#### Requirement:
Would you restate all the data that follows, word for word?

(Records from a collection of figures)
#####

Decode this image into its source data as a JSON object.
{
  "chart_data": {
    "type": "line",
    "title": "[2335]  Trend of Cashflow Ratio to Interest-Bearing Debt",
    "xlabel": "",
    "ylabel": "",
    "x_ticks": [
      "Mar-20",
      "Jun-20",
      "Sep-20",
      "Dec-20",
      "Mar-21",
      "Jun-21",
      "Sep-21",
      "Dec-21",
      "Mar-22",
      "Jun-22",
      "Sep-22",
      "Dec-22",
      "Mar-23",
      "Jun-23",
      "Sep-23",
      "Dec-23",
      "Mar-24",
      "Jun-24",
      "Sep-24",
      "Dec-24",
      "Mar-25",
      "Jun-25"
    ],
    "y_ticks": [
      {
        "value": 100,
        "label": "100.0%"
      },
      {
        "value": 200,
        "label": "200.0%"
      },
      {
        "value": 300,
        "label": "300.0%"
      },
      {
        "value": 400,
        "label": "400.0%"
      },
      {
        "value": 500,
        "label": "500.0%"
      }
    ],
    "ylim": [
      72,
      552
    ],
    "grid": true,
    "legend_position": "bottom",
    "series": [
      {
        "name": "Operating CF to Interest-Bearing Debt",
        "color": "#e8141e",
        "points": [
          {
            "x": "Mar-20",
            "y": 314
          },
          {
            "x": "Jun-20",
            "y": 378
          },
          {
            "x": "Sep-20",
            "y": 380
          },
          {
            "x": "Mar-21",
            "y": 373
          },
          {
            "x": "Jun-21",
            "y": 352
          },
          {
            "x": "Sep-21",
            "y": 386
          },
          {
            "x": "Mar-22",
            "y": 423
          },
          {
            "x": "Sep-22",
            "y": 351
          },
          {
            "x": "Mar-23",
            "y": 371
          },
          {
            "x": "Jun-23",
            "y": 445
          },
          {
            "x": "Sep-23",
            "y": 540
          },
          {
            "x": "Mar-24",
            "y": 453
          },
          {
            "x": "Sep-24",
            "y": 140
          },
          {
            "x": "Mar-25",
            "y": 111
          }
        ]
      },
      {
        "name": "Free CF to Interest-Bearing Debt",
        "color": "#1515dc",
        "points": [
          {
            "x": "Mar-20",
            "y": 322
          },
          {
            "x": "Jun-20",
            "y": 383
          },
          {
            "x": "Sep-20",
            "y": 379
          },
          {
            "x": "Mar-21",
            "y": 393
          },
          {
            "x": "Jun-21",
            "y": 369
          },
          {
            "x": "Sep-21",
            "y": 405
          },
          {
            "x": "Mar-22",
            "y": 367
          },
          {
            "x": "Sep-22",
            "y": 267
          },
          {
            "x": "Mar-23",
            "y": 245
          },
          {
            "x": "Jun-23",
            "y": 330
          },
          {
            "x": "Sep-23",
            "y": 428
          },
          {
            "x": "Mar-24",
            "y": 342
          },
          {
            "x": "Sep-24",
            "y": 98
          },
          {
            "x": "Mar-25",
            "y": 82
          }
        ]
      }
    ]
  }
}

#####

#### The solution:
Decode this image into its source data as a JSON object.
{
  "chart_data": {
    "type": "line",
    "title": "[2335]  Trend of Cashflow Ratio to Interest-Bearing Debt",
    "xlabel": "",
    "ylabel": "",
    "x_ticks": [
      "Mar-20",
      "Jun-20",
      "Sep-20",
      "Dec-20",
      "Mar-21",
      "Jun-21",
      "Sep-21",
      "Dec-21",
      "Mar-22",
      "Jun-22",
      "Sep-22",
      "Dec-22",
      "Mar-23",
      "Jun-23",
      "Sep-23",
      "Dec-23",
      "Mar-24",
      "Jun-24",
      "Sep-24",
      "Dec-24",
      "Mar-25",
      "Jun-25"
    ],
    "y_ticks": [
      {
        "value": 100,
        "label": "100.0%"
      },
      {
        "value": 200,
        "label": "200.0%"
      },
      {
        "value": 300,
        "label": "300.0%"
      },
      {
        "value": 400,
        "label": "400.0%"
      },
      {
        "value": 500,
        "label": "500.0%"
      }
    ],
    "ylim": [
      72,
      552
    ],
    "grid": true,
    "legend_position": "bottom",
    "series": [
      {
        "name": "Operating CF to Interest-Bearing Debt",
        "color": "#e8141e",
        "points": [
          {
            "x": "Mar-20",
            "y": 314
          },
          {
            "x": "Jun-20",
            "y": 378
          },
          {
            "x": "Sep-20",
            "y": 380
          },
          {
            "x": "Mar-21",
            "y": 373
          },
          {
            "x": "Jun-21",
            "y": 352
          },
          {
            "x": "Sep-21",
            "y": 386
          },
          {
            "x": "Mar-22",
            "y": 423
          },
          {
            "x": "Sep-22",
            "y": 351
          },
          {
            "x": "Mar-23",
            "y": 371
          },
          {
            "x": "Jun-23",
            "y": 445
          },
          {
            "x": "Sep-23",
            "y": 540
          },
          {
            "x": "Mar-24",
            "y": 453
          },
          {
            "x": "Sep-24",
            "y": 140
          },
          {
            "x": "Mar-25",
            "y": 111
          }
        ]
      },
      {
        "name": "Free CF to Interest-Bearing Debt",
        "color": "#1515dc",
        "points": [
          {
            "x": "Mar-20",
            "y": 322
          },
          {
            "x": "Jun-20",
            "y": 383
          },
          {
            "x": "Sep-20",
            "y": 379
          },
          {
            "x": "Mar-21",
            "y": 393
          },
          {
            "x": "Jun-21",
            "y": 369
          },
          {
            "x": "Sep-21",
            "y": 405
          },
          {
            "x": "Mar-22",
            "y": 367
          },
          {
            "x": "Sep-22",
            "y": 267
          },
          {
            "x": "Mar-23",
            "y": 245
          },
          {
            "x": "Jun-23",
            "y": 330
          },
          {
            "x": "Sep-23",
            "y": 428
          },
          {
            "x": "Mar-24",
            "y": 342
          },
          {
            "x": "Sep-24",
            "y": 98
          },
          {
            "x": "Mar-25",
            "y": 82
          }
        ]
      }
    ]
  }
}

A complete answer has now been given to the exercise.